[Figure record extracts]
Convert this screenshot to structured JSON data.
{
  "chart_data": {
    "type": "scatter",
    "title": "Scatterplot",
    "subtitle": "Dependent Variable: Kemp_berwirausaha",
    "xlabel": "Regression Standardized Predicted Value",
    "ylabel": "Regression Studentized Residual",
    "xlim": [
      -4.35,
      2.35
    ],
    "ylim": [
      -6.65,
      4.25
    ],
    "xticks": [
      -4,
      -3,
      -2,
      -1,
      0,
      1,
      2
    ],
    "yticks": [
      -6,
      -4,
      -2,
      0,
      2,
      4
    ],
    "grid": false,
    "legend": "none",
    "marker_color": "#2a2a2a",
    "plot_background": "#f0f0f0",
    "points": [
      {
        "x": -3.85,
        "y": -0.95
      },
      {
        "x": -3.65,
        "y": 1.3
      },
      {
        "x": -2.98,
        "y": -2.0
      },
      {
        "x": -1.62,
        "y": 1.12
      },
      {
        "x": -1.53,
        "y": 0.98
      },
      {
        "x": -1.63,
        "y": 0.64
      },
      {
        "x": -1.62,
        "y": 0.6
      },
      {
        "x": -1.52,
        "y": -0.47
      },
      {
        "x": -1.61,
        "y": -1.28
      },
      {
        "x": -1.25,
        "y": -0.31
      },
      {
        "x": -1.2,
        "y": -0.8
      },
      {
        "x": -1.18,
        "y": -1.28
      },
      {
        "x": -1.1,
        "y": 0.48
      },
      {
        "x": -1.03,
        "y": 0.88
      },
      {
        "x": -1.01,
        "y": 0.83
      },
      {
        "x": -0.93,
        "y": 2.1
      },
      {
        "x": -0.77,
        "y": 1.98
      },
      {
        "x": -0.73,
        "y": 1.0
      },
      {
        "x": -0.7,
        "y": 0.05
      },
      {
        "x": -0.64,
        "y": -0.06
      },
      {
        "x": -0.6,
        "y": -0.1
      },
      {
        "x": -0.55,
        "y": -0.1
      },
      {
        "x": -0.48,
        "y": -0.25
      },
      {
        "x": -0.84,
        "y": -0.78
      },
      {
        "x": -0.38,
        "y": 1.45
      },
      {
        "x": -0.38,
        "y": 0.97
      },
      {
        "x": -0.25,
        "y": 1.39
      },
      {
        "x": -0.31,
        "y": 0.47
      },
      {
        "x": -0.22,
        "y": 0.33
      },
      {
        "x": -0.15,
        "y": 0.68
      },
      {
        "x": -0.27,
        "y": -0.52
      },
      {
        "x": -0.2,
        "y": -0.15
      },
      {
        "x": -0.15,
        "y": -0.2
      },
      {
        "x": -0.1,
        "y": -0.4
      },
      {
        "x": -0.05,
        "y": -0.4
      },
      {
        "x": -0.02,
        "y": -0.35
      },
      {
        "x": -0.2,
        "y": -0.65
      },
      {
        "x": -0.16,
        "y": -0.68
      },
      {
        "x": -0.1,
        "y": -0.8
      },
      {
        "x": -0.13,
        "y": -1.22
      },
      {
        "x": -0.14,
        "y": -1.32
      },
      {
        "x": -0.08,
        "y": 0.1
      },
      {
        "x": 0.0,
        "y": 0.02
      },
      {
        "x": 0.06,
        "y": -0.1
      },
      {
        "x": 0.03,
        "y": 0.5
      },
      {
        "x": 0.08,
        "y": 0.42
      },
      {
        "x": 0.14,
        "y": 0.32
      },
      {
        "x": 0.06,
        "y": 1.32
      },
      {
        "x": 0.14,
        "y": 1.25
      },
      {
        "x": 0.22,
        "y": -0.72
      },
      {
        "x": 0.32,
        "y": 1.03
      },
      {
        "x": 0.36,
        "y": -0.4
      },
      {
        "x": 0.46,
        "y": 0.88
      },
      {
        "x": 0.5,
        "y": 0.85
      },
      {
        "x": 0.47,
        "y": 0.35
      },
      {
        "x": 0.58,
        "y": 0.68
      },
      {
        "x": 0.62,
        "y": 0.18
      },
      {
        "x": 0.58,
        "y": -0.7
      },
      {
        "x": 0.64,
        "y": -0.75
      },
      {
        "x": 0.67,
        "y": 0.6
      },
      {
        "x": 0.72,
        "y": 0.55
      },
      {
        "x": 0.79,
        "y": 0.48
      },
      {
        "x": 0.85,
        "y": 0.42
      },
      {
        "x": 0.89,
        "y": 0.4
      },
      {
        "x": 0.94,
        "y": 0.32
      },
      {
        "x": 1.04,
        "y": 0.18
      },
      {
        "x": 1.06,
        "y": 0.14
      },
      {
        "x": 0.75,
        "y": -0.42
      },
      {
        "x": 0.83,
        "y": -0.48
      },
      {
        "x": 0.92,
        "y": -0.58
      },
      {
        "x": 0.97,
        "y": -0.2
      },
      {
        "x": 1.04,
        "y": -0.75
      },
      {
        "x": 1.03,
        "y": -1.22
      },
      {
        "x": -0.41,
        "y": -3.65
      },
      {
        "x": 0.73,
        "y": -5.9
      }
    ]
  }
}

OBJECTIVE — Recopy the entries above exactly, with every line included.

FULL OUTPUT —
Convert this screenshot to structured JSON data.
{
  "chart_data": {
    "type": "scatter",
    "title": "Scatterplot",
    "subtitle": "Dependent Variable: Kemp_berwirausaha",
    "xlabel": "Regression Standardized Predicted Value",
    "ylabel": "Regression Studentized Residual",
    "xlim": [
      -4.35,
      2.35
    ],
    "ylim": [
      -6.65,
      4.25
    ],
    "xticks": [
      -4,
      -3,
      -2,
      -1,
      0,
      1,
      2
    ],
    "yticks": [
      -6,
      -4,
      -2,
      0,
      2,
      4
    ],
    "grid": false,
    "legend": "none",
    "marker_color": "#2a2a2a",
    "plot_background": "#f0f0f0",
    "points": [
      {
        "x": -3.85,
        "y": -0.95
      },
      {
        "x": -3.65,
        "y": 1.3
      },
      {
        "x": -2.98,
        "y": -2.0
      },
      {
        "x": -1.62,
        "y": 1.12
      },
      {
        "x": -1.53,
        "y": 0.98
      },
      {
        "x": -1.63,
        "y": 0.64
      },
      {
        "x": -1.62,
        "y": 0.6
      },
      {
        "x": -1.52,
        "y": -0.47
      },
      {
        "x": -1.61,
        "y": -1.28
      },
      {
        "x": -1.25,
        "y": -0.31
      },
      {
        "x": -1.2,
        "y": -0.8
      },
      {
        "x": -1.18,
        "y": -1.28
      },
      {
        "x": -1.1,
        "y": 0.48
      },
      {
        "x": -1.03,
        "y": 0.88
      },
      {
        "x": -1.01,
        "y": 0.83
      },
      {
        "x": -0.93,
        "y": 2.1
      },
      {
        "x": -0.77,
        "y": 1.98
      },
      {
        "x": -0.73,
        "y": 1.0
      },
      {
        "x": -0.7,
        "y": 0.05
      },
      {
        "x": -0.64,
        "y": -0.06
      },
      {
        "x": -0.6,
        "y": -0.1
      },
      {
        "x": -0.55,
        "y": -0.1
      },
      {
        "x": -0.48,
        "y": -0.25
      },
      {
        "x": -0.84,
        "y": -0.78
      },
      {
        "x": -0.38,
        "y": 1.45
      },
      {
        "x": -0.38,
        "y": 0.97
      },
      {
        "x": -0.25,
        "y": 1.39
      },
      {
        "x": -0.31,
        "y": 0.47
      },
      {
        "x": -0.22,
        "y": 0.33
      },
      {
        "x": -0.15,
        "y": 0.68
      },
      {
        "x": -0.27,
        "y": -0.52
      },
      {
        "x": -0.2,
        "y": -0.15
      },
      {
        "x": -0.15,
        "y": -0.2
      },
      {
        "x": -0.1,
        "y": -0.4
      },
      {
        "x": -0.05,
        "y": -0.4
      },
      {
        "x": -0.02,
        "y": -0.35
      },
      {
        "x": -0.2,
        "y": -0.65
      },
      {
        "x": -0.16,
        "y": -0.68
      },
      {
        "x": -0.1,
        "y": -0.8
      },
      {
        "x": -0.13,
        "y": -1.22
      },
      {
        "x": -0.14,
        "y": -1.32
      },
      {
        "x": -0.08,
        "y": 0.1
      },
      {
        "x": 0.0,
        "y": 0.02
      },
      {
        "x": 0.06,
        "y": -0.1
      },
      {
        "x": 0.03,
        "y": 0.5
      },
      {
        "x": 0.08,
        "y": 0.42
      },
      {
        "x": 0.14,
        "y": 0.32
      },
      {
        "x": 0.06,
        "y": 1.32
      },
      {
        "x": 0.14,
        "y": 1.25
      },
      {
        "x": 0.22,
        "y": -0.72
      },
      {
        "x": 0.32,
        "y": 1.03
      },
      {
        "x": 0.36,
        "y": -0.4
      },
      {
        "x": 0.46,
        "y": 0.88
      },
      {
        "x": 0.5,
        "y": 0.85
      },
      {
        "x": 0.47,
        "y": 0.35
      },
      {
        "x": 0.58,
        "y": 0.68
      },
      {
        "x": 0.62,
        "y": 0.18
      },
      {
        "x": 0.58,
        "y": -0.7
      },
      {
        "x": 0.64,
        "y": -0.75
      },
      {
        "x": 0.67,
        "y": 0.6
      },
      {
        "x": 0.72,
        "y": 0.55
      },
      {
        "x": 0.79,
        "y": 0.48
      },
      {
        "x": 0.85,
        "y": 0.42
      },
      {
        "x": 0.89,
        "y": 0.4
      },
      {
        "x": 0.94,
        "y": 0.32
      },
      {
        "x": 1.04,
        "y": 0.18
      },
      {
        "x": 1.06,
        "y": 0.14
      },
      {
        "x": 0.75,
        "y": -0.42
      },
      {
        "x": 0.83,
        "y": -0.48
      },
      {
        "x": 0.92,
        "y": -0.58
      },
      {
        "x": 0.97,
        "y": -0.2
      },
      {
        "x": 1.04,
        "y": -0.75
      },
      {
        "x": 1.03,
        "y": -1.22
      },
      {
        "x": -0.41,
        "y": -3.65
      },
      {
        "x": 0.73,
        "y": -5.9
      }
    ]
  }
}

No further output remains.